▸ **SELECTED TEXT**:
>> START

As a Westerner my values hail from a different cultural context to that of many of the Aboriginal people I work with. One major difference is our attitude towards time. We have a phrase for it around here, we call it “Noongar time”. It is a joke even my Aboriginal colleagues share because working as they do in mainstream culture they also get frustrated with their own people. It is something I have become used to, though I am still obliged to try and convince my students that although our system isn’t necessarily the one by which we should all be living our lives, it is the one in which we must operate.

I have to say I have always had a flexible view of time and have found it extremely difficult to shackle myself to deadlines and outcomes. In fact, the Aboriginal sense of time fits in very well with my own non-linear understanding of it. So I have mixed feelings about imposing this system on them.

It is no surprise to find that the Aboriginal concept of time is bound up with the Dreaming, also known as the Dreamtime, a term that has fallen from favour and use. I think this is because the word “time” is inappropriate because as Stanner says, he has never been able to “discover any Aboriginal word for 'time' as an abstract concept”. (23) Neither “time” nor “history” relate to the Dreaming. That’s because the Dreaming has never passed out of existence. To the Western psyche, the Dreaming ‘conjures up the notion of a sacred, heroic time of the indefinitely remote past’ but in reality it is ‘still part of the present’. (24)

>> END

▸ **EXERCISE TASK**: Please carry on the passage about the Aboriginal sense of time and the Dreaming, starting right after its final sentence.

Dataset rows:
>> START

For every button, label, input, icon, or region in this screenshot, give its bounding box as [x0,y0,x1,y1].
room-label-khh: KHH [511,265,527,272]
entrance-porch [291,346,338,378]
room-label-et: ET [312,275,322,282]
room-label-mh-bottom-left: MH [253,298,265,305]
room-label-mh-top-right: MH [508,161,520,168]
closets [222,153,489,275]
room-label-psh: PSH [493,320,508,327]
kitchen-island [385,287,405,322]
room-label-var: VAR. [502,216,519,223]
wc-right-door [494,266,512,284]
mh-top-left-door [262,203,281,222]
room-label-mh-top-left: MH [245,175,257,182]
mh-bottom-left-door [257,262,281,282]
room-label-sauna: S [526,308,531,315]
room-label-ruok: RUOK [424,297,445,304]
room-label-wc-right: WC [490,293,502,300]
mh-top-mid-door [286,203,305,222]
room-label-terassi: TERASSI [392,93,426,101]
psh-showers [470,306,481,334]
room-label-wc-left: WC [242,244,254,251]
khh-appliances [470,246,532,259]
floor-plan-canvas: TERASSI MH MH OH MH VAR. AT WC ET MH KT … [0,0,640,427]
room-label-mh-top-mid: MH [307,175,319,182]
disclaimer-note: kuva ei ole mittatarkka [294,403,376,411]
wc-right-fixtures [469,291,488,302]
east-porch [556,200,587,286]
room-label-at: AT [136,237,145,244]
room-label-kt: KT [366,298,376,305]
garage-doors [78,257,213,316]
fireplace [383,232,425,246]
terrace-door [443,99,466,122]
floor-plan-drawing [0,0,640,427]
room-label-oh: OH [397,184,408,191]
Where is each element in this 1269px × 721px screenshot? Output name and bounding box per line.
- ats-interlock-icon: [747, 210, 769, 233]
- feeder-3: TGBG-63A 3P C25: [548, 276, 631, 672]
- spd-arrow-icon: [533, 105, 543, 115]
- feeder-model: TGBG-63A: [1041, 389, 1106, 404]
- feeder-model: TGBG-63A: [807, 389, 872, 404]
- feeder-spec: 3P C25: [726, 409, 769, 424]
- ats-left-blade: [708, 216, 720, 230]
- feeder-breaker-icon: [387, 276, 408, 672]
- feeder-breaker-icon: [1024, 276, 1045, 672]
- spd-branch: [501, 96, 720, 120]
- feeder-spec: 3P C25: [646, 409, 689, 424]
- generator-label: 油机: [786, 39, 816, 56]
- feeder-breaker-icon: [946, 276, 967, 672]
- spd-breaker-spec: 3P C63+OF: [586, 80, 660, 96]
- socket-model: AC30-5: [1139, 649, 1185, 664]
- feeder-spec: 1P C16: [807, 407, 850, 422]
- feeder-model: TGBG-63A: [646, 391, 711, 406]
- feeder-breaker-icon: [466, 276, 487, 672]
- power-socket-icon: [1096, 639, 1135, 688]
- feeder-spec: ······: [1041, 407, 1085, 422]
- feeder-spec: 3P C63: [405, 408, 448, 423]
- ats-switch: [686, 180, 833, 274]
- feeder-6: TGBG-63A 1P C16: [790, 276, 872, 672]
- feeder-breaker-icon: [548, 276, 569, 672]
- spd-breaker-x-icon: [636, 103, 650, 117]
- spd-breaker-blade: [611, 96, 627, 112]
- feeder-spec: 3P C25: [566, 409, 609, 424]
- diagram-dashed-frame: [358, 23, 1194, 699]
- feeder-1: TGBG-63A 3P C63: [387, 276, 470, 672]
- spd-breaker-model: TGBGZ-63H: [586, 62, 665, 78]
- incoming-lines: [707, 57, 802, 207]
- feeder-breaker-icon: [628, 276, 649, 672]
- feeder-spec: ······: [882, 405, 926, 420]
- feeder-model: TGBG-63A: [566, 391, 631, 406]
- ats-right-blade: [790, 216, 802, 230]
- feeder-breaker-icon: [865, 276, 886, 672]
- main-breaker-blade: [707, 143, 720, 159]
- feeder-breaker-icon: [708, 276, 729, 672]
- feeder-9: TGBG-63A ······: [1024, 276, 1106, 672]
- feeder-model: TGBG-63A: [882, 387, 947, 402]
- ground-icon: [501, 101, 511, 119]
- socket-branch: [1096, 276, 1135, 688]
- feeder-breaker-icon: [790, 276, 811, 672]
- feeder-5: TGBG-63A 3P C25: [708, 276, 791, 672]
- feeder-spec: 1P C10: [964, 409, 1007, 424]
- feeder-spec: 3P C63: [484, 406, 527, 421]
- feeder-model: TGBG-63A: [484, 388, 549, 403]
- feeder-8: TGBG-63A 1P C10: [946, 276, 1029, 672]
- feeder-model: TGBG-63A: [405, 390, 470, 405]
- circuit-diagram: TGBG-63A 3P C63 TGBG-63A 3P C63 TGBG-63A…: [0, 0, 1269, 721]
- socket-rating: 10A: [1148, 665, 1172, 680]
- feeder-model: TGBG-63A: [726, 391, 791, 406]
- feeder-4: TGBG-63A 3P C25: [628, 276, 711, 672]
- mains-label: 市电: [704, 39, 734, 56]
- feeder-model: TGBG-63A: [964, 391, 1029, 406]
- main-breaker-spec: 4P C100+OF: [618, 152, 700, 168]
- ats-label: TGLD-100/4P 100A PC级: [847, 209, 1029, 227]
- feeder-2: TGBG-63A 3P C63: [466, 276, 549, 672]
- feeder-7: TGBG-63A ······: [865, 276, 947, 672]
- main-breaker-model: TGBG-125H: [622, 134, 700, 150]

>> END

▸ **ANSWER BELOW**:
‘One cannot ‘fix’ the Dreaming in time: it was, and is, everywhen’. (24) This sounds to me like the contradictory (to the West anyway) Eastern view of consciousness as being a non-moving centre on a moving field. Which in turn suggests that there is something about this notion of time and reality that is intrinsic to all of humanity, if we dig deep enough.

And which explains why the Western neurosis for clocks and the marking of time would have made absolutely no sense, and still doesn’t, to many Aboriginal people and even to many non-Aboriginals as well. When I am waiting impatiently for my late students to get on the college bus to go on an arranged cultural site visit, I have to remember to step back a little, retain my sense of humour and call in my own wholistic view of reality. I love working with these people - they constantly bring me back to ground. It is humbling because they always force me to re-focus on what is really important in life.

Stanner, W.E.H. (1979) The Dreaming (1953). In White man got no dreaming, Canberra: National University Press.